* Task requirements *
What is the number of lines containing "data"? Give only that number.

* Raw records *
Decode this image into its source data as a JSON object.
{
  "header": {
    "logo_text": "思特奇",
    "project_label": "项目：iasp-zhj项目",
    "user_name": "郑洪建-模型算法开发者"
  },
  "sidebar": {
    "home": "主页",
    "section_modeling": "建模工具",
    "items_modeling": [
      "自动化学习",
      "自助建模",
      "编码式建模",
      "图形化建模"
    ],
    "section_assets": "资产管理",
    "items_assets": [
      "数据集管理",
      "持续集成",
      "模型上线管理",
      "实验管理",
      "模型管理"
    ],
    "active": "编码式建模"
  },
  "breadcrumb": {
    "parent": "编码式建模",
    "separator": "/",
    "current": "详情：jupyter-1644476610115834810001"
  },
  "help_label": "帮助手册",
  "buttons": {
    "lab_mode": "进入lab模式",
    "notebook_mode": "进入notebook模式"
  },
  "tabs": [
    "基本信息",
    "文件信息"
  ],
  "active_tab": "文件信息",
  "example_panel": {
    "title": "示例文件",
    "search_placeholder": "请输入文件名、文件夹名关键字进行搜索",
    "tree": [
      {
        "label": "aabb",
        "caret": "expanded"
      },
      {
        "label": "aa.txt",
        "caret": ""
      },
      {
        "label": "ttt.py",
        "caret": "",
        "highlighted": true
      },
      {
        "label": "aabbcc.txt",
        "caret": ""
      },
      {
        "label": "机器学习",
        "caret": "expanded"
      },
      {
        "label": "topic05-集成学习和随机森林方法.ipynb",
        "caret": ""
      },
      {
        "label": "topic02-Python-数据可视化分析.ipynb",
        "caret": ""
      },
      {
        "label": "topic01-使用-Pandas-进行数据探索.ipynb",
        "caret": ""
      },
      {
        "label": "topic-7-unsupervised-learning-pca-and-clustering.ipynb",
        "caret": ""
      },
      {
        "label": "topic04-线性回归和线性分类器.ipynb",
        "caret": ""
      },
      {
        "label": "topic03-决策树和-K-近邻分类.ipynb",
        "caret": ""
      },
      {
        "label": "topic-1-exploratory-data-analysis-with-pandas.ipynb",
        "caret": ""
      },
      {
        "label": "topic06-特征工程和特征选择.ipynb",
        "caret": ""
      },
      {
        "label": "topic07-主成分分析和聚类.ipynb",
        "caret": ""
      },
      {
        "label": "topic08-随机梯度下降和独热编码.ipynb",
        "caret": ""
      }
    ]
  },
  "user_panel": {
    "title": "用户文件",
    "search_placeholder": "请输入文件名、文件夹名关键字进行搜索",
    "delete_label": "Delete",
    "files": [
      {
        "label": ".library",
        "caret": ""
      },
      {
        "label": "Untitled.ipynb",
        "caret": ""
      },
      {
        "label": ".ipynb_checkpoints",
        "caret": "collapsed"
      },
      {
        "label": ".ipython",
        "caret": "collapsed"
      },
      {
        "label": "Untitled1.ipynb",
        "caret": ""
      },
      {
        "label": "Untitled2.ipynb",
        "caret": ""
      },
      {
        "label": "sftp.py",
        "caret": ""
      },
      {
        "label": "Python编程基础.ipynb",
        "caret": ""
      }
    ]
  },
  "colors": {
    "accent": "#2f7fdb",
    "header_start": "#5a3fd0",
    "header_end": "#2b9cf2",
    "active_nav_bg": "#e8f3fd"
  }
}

* Result *
2